_Reading text_
+ + + + + + +

Well it is. I can't help but see it, I think on at least some level you know it, and now Lost producer and lead writer Damon Lindeloff has the guts to bluntly say it. Bravo, I say. Here he is reacting to video game TV and movie tie-ins in an article suggesting video games hastened the demise of the writer's guild strike.
We have that Lost game coming out soon, and having taken a closer look at how that industry works, I fear the Lost franchise will be spoiled to the point where we?ll have to take it off the air. Loose ends and all. I am truly amazed at how our creative products can be ruined by interactive media. The writing in video games is absolutely abysmal. *
(Brace for a rant.)
(Okay. Buckled up and ready?)
Now when I wholeheartedly agree with Lindeloff that video game writing is largely in the un-flushed toilet, I'm not talking about Mario. I don't mean Donkey Kong Country, or Geometry Wars. People don't play Pac-Man for the epic dotty intrigue or Smash TV for its shallow mockery of entertainment TV. This isn't an indictment of video games in general or the places where good writing's managed to peek through in spite of the considerable odds stacked against it. The majority of video games (casual, played online, mostly by women) in fact don't have plots or need protagonists or involve much engagement with story-driven text at all.
But that's not what Lindeloff's talking about.

+ + + + + + +

_Data_

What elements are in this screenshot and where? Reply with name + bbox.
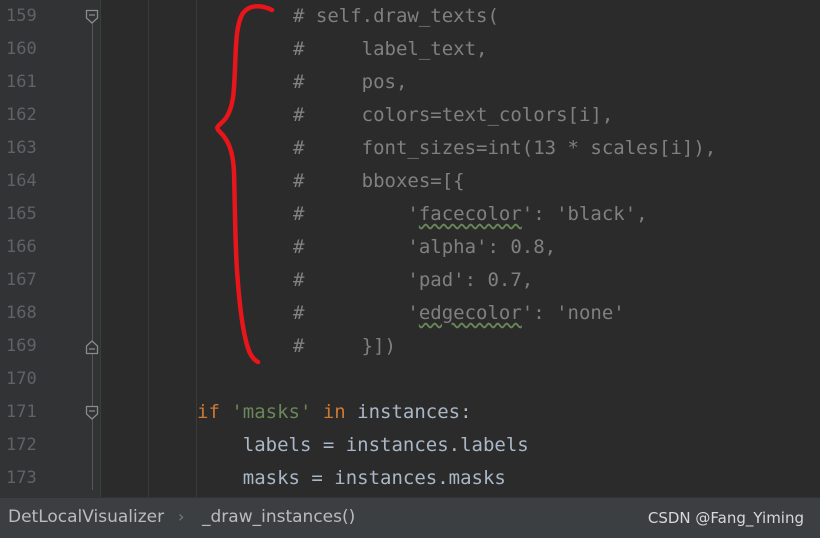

+ + + + + + +

_What to work on_
**1.** In the post on video game writing, swap "abysmal" for "dreadful" and reproduce the passage between "Well it is." and "up and ready?)", inclusive.
**2.** Decide whether each statement agrees with the post on video game writing, answering yes or no and quoting the words from the post that settle it: (a) Lindeloff is identified as a producer and lead writer of Lost. (b) The writer's criticism is aimed at games such as Mario. (c) The writer says most video games have no plots.

_Solution set_
**1.**
Well it is. I can't help but see it, I think on at least some level you know it, and now Lost producer and lead writer Damon Lindeloff has the guts to bluntly say it. Bravo, I say. Here he is reacting to video game TV and movie tie-ins in an article suggesting video games hastened the demise of the writer's guild strike.
We have that Lost game coming out soon, and having taken a closer look at how that industry works, I fear the Lost franchise will be spoiled to the point where we?ll have to take it off the air. Loose ends and all. I am truly amazed at how our creative products can be ruined by interactive media. The writing in video games is absolutely dreadful. *
(Brace for a rant.)
(Okay. Buckled up and ready?)

**2.**
(a) Yes: "Lost producer and lead writer Damon Lindeloff"
(b) No: "I'm not talking about Mario."
(c) Yes: "The majority of video games (casual, played online, mostly by women) in fact don't have plots"